■ **Given problem**: Output the data below in full, character for character.

■ **Supplied records**:
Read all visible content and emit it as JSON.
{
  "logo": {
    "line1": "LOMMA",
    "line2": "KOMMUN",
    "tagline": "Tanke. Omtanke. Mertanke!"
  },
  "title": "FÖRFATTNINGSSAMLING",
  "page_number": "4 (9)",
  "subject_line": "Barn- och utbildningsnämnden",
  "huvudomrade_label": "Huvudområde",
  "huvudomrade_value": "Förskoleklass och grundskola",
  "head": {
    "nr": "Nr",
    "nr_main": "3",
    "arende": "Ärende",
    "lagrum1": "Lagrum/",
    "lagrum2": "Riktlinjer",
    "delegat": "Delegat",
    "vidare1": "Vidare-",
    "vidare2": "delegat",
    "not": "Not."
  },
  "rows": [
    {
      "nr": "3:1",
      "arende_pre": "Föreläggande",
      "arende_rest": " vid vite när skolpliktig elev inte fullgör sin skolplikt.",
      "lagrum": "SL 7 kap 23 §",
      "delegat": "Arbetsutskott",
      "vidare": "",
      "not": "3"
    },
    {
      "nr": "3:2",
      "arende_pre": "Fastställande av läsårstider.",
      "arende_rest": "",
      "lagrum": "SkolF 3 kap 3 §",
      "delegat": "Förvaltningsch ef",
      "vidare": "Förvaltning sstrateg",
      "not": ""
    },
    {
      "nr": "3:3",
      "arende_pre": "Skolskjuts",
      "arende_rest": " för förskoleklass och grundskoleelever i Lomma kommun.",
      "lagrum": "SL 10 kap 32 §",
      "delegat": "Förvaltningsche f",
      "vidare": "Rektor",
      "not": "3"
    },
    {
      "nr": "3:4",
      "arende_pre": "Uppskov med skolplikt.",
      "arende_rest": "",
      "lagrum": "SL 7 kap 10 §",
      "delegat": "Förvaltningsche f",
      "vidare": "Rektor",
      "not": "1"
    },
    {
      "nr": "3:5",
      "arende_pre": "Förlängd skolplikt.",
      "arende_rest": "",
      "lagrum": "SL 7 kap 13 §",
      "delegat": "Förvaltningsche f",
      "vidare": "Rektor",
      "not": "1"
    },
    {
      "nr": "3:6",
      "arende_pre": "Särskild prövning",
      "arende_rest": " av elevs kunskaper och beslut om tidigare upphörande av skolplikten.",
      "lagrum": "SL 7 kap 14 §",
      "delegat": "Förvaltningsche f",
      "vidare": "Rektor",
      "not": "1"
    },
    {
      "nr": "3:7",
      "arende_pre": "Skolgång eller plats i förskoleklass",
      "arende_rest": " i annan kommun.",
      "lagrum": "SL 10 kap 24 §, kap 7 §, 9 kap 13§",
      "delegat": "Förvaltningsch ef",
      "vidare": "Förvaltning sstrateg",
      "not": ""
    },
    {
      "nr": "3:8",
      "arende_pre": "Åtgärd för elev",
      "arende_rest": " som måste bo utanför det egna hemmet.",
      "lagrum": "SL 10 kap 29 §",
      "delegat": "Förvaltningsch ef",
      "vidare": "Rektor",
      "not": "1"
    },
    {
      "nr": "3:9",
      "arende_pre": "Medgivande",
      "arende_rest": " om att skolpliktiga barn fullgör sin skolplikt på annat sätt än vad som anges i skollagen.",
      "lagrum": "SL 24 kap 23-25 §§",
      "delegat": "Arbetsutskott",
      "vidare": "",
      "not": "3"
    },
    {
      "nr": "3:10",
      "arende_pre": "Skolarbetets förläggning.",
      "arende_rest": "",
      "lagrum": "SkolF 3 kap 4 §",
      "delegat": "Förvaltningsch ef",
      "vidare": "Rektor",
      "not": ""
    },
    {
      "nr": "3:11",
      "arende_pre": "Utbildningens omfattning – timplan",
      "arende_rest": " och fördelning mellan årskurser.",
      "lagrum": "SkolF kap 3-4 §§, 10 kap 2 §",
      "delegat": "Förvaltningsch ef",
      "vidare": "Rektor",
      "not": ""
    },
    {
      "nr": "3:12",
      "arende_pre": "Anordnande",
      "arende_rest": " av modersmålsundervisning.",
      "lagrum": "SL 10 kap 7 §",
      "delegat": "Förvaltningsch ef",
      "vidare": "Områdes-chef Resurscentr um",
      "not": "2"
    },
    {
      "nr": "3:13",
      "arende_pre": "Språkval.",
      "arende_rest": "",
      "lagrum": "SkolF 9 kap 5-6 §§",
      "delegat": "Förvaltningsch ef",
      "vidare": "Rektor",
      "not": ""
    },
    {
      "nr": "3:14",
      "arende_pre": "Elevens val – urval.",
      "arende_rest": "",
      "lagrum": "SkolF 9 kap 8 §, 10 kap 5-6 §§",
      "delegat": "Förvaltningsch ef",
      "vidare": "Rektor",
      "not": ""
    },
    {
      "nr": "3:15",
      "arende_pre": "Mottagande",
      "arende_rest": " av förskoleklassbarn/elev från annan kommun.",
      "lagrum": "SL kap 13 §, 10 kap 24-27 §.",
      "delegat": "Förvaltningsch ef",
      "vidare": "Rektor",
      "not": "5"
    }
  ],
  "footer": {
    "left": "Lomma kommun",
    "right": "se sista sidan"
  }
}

■ **Exercise result**:
Read all visible content and emit it as JSON.
{
  "logo": {
    "line1": "LOMMA",
    "line2": "KOMMUN",
    "tagline": "Tanke. Omtanke. Mertanke!"
  },
  "title": "FÖRFATTNINGSSAMLING",
  "page_number": "4 (9)",
  "subject_line": "Barn- och utbildningsnämnden",
  "huvudomrade_label": "Huvudområde",
  "huvudomrade_value": "Förskoleklass och grundskola",
  "head": {
    "nr": "Nr",
    "nr_main": "3",
    "arende": "Ärende",
    "lagrum1": "Lagrum/",
    "lagrum2": "Riktlinjer",
    "delegat": "Delegat",
    "vidare1": "Vidare-",
    "vidare2": "delegat",
    "not": "Not."
  },
  "rows": [
    {
      "nr": "3:1",
      "arende_pre": "Föreläggande",
      "arende_rest": " vid vite när skolpliktig elev inte fullgör sin skolplikt.",
      "lagrum": "SL 7 kap 23 §",
      "delegat": "Arbetsutskott",
      "vidare": "",
      "not": "3"
    },
    {
      "nr": "3:2",
      "arende_pre": "Fastställande av läsårstider.",
      "arende_rest": "",
      "lagrum": "SkolF 3 kap 3 §",
      "delegat": "Förvaltningsch ef",
      "vidare": "Förvaltning sstrateg",
      "not": ""
    },
    {
      "nr": "3:3",
      "arende_pre": "Skolskjuts",
      "arende_rest": " för förskoleklass och grundskoleelever i Lomma kommun.",
      "lagrum": "SL 10 kap 32 §",
      "delegat": "Förvaltningsche f",
      "vidare": "Rektor",
      "not": "3"
    },
    {
      "nr": "3:4",
      "arende_pre": "Uppskov med skolplikt.",
      "arende_rest": "",
      "lagrum": "SL 7 kap 10 §",
      "delegat": "Förvaltningsche f",
      "vidare": "Rektor",
      "not": "1"
    },
    {
      "nr": "3:5",
      "arende_pre": "Förlängd skolplikt.",
      "arende_rest": "",
      "lagrum": "SL 7 kap 13 §",
      "delegat": "Förvaltningsche f",
      "vidare": "Rektor",
      "not": "1"
    },
    {
      "nr": "3:6",
      "arende_pre": "Särskild prövning",
      "arende_rest": " av elevs kunskaper och beslut om tidigare upphörande av skolplikten.",
      "lagrum": "SL 7 kap 14 §",
      "delegat": "Förvaltningsche f",
      "vidare": "Rektor",
      "not": "1"
    },
    {
      "nr": "3:7",
      "arende_pre": "Skolgång eller plats i förskoleklass",
      "arende_rest": " i annan kommun.",
      "lagrum": "SL 10 kap 24 §, kap 7 §, 9 kap 13§",
      "delegat": "Förvaltningsch ef",
      "vidare": "Förvaltning sstrateg",
      "not": ""
    },
    {
      "nr": "3:8",
      "arende_pre": "Åtgärd för elev",
      "arende_rest": " som måste bo utanför det egna hemmet.",
      "lagrum": "SL 10 kap 29 §",
      "delegat": "Förvaltningsch ef",
      "vidare": "Rektor",
      "not": "1"
    },
    {
      "nr": "3:9",
      "arende_pre": "Medgivande",
      "arende_rest": " om att skolpliktiga barn fullgör sin skolplikt på annat sätt än vad som anges i skollagen.",
      "lagrum": "SL 24 kap 23-25 §§",
      "delegat": "Arbetsutskott",
      "vidare": "",
      "not": "3"
    },
    {
      "nr": "3:10",
      "arende_pre": "Skolarbetets förläggning.",
      "arende_rest": "",
      "lagrum": "SkolF 3 kap 4 §",
      "delegat": "Förvaltningsch ef",
      "vidare": "Rektor",
      "not": ""
    },
    {
      "nr": "3:11",
      "arende_pre": "Utbildningens omfattning – timplan",
      "arende_rest": " och fördelning mellan årskurser.",
      "lagrum": "SkolF kap 3-4 §§, 10 kap 2 §",
      "delegat": "Förvaltningsch ef",
      "vidare": "Rektor",
      "not": ""
    },
    {
      "nr": "3:12",
      "arende_pre": "Anordnande",
      "arende_rest": " av modersmålsundervisning.",
      "lagrum": "SL 10 kap 7 §",
      "delegat": "Förvaltningsch ef",
      "vidare": "Områdes-chef Resurscentr um",
      "not": "2"
    },
    {
      "nr": "3:13",
      "arende_pre": "Språkval.",
      "arende_rest": "",
      "lagrum": "SkolF 9 kap 5-6 §§",
      "delegat": "Förvaltningsch ef",
      "vidare": "Rektor",
      "not": ""
    },
    {
      "nr": "3:14",
      "arende_pre": "Elevens val – urval.",
      "arende_rest": "",
      "lagrum": "SkolF 9 kap 8 §, 10 kap 5-6 §§",
      "delegat": "Förvaltningsch ef",
      "vidare": "Rektor",
      "not": ""
    },
    {
      "nr": "3:15",
      "arende_pre": "Mottagande",
      "arende_rest": " av förskoleklassbarn/elev från annan kommun.",
      "lagrum": "SL kap 13 §, 10 kap 24-27 §.",
      "delegat": "Förvaltningsch ef",
      "vidare": "Rektor",
      "not": "5"
    }
  ],
  "footer": {
    "left": "Lomma kommun",
    "right": "se sista sidan"
  }
}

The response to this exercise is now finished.